:: WHAT THIS TASK INVOLVES ::
Scan the material below for the string "contro", and copy every line where it shows up.

:: RECORDS FOR THIS TASK ::

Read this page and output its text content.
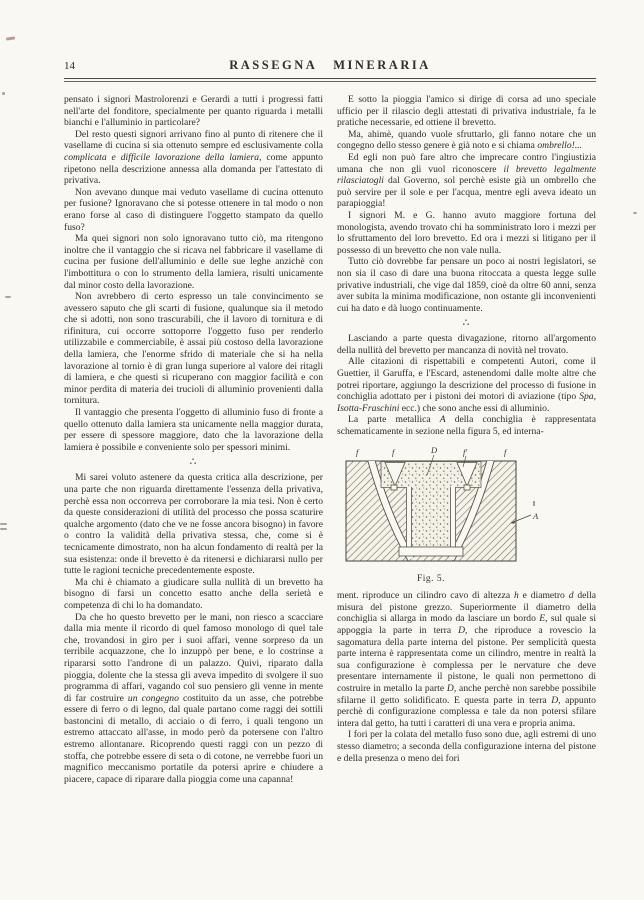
14	RASSEGNA MINERARIA

pensato i signori Mastrolorenzi e Gerardi a tutti i progressi fatti nell'arte del fonditore, specialmente per quanto riguarda i metalli bianchi e l'alluminio in particolare?

Del resto questi signori arrivano fino al punto di ritenere che il vasellame di cucina si sia ottenuto sempre ed esclusivamente colla complicata e difficile lavorazione della lamiera, come appunto ripetono nella descrizione annessa alla domanda per l'attestato di privativa.

Non avevano dunque mai veduto vasellame di cucina ottenuto per fusione? Ignoravano che si potesse ottenere in tal modo o non erano forse al caso di distinguere l'oggetto stampato da quello fuso?

Ma quei signori non solo ignoravano tutto ciò, ma ritengono inoltre che il vantaggio che si ricava nel fabbricare il vasellame di cucina per fusione dell'alluminio e delle sue leghe anzichè con l'imbottitura o con lo strumento della lamiera, risulti unicamente dal minor costo della lavorazione.

Non avrebbero di certo espresso un tale convincimento se avessero saputo che gli scarti di fusione, qualunque sia il metodo che si adotti, non sono trascurabili, che il lavoro di tornitura e di rifinitura, cui occorre sottoporre l'oggetto fuso per renderlo utilizzabile e commerciabile, è assai più costoso della lavorazione della lamiera, che l'enorme sfrido di materiale che si ha nella lavorazione al tornio è di gran lunga superiore al valore dei ritagli di lamiera, e che questi si ricuperano con maggior facilità e con minor perdita di materia dei trucioli di alluminio provenienti dalla tornitura.

Il vantaggio che presenta l'oggetto di alluminio fuso di fronte a quello ottenuto dalla lamiera sta unicamente nella maggior durata, per essere di spessore maggiore, dato che la lavorazione della lamiera è possibile e conveniente solo per spessori minimi.

∴

Mi sarei voluto astenere da questa critica alla descrizione, per una parte che non riguarda direttamente l'essenza della privativa, perchè essa non occorreva per corroborare la mia tesi. Non è certo da queste considerazioni di utilità del processo che possa scaturire qualche argomento (dato che ve ne fosse ancora bisogno) in favore o contro la validità della privativa stessa, che, come si è tecnicamente dimostrato, non ha alcun fondamento di realtà per la sua esistenza: onde il brevetto è da ritenersi e dichiararsi nullo per tutte le ragioni tecniche precedentemente esposte.

Ma chi è chiamato a giudicare sulla nullità di un brevetto ha bisogno di farsi un concetto esatto anche della serietà e competenza di chi lo ha domandato.

Da che ho questo brevetto per le mani, non riesco a scacciare dalla mia mente il ricordo di quel famoso monologo di quel tale che, trovandosi in giro per i suoi affari, venne sorpreso da un terribile acquazzone, che lo inzuppò per bene, e lo costrinse a ripararsi sotto l'androne di un palazzo. Quivi, riparato dalla pioggia, dolente che la stessa gli aveva impedito di svolgere il suo programma di affari, vagando col suo pensiero gli venne in mente di far costruire un congegno costituito da un asse, che potrebbe essere di ferro o di legno, dal quale partano come raggi dei sottili bastoncini di metallo, di acciaio o di ferro, i quali tengono un estremo attaccato all'asse, in modo però da potersene con l'altro estremo allontanare. Ricoprendo questi raggi con un pezzo di stoffa, che potrebbe essere di seta o di cotone, ne verrebbe fuori un magnifico meccanismo portatile da potersi aprire e chiudere a piacere, capace di riparare dalla pioggia come una capanna!

E sotto la pioggia l'amico si dirige di corsa ad uno speciale ufficio per il rilascio degli attestati di privativa industriale, fa le pratiche necessarie, ed ottiene il brevetto.

Ma, ahimè, quando vuole sfruttarlo, gli fanno notare che un congegno dello stesso genere è già noto e si chiama ombrello!...

Ed egli non può fare altro che imprecare contro l'ingiustizia umana che non gli vuol riconoscere il brevetto legalmente rilasciatogli dal Governo, sol perchè esiste già un ombrello che può servire per il sole e per l'acqua, mentre egli aveva ideato un parapioggia!

I signori M. e G. hanno avuto maggiore fortuna del monologista, avendo trovato chi ha somministrato loro i mezzi per lo sfruttamento del loro brevetto. Ed ora i mezzi si litigano per il possesso di un brevetto che non vale nulla.

Tutto ciò dovrebbe far pensare un poco ai nostri legislatori, se non sia il caso di dare una buona ritoccata a questa legge sulle privative industriali, che vige dal 1859, cioè da oltre 60 anni, senza aver subita la minima modificazione, non ostante gli inconvenienti cui ha dato e dà luogo continuamente.

∴

Lasciando a parte questa divagazione, ritorno all'argomento della nullità del brevetto per mancanza di novità nel trovato.

Alle citazioni di rispettabili e competenti Autori, come il Guettier, il Garuffa, e l'Escard, astenendomi dalle molte altre che potrei riportare, aggiungo la descrizione del processo di fusione in conchiglia adottato per i pistoni dei motori di aviazione (tipo Spa, Isotta-Fraschini ecc.) che sono anche essi di alluminio.

La parte metallica A della conchiglia è rappresentata schematicamente in sezione nella figura 5, ed interna-

f	f	D	f′	f
A
Fig. 5.

ment. riproduce un cilindro cavo di altezza h e diametro d della misura del pistone grezzo. Superiormente il diametro della conchiglia si allarga in modo da lasciare un bordo E, sul quale si appoggia la parte in terra D, che riproduce a rovescio la sagomatura della parte interna del pistone. Per semplicità questa parte interna è rappresentata come un cilindro, mentre in realtà la sua configurazione è complessa per le nervature che deve presentare internamente il pistone, le quali non permettono di costruire in metallo la parte D, anche perchè non sarebbe possibile sfilarne il getto solidificato. E questa parte in terra D, appunto perchè di configurazione complessa e tale da non potersi sfilare intera dal getto, ha tutti i caratteri di una vera e propria anima.

I fori per la colata del metallo fuso sono due, agli estremi di uno stesso diametro; a seconda della configurazione interna del pistone e della presenza o meno dei fori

:: WRITTEN REPLY ::
Mi sarei voluto astenere da questa critica alla descrizione, per una parte che non riguarda direttamente l'essenza della privativa, perchè essa non occorreva per corroborare la mia tesi. Non è certo da queste considerazioni di utilità del processo che possa scaturire qualche argomento (dato che ve ne fosse ancora bisogno) in favore o contro la validità della privativa stessa, che, come si è tecnicamente dimostrato, non ha alcun fondamento di realtà per la sua esistenza: onde il brevetto è da ritenersi e dichiararsi nullo per tutte le ragioni tecniche precedentemente esposte.
Ed egli non può fare altro che imprecare contro l'ingiustizia umana che non gli vuol riconoscere il brevetto legalmente rilasciatogli dal Governo, sol perchè esiste già un ombrello che può servire per il sole e per l'acqua, mentre egli aveva ideato un parapioggia!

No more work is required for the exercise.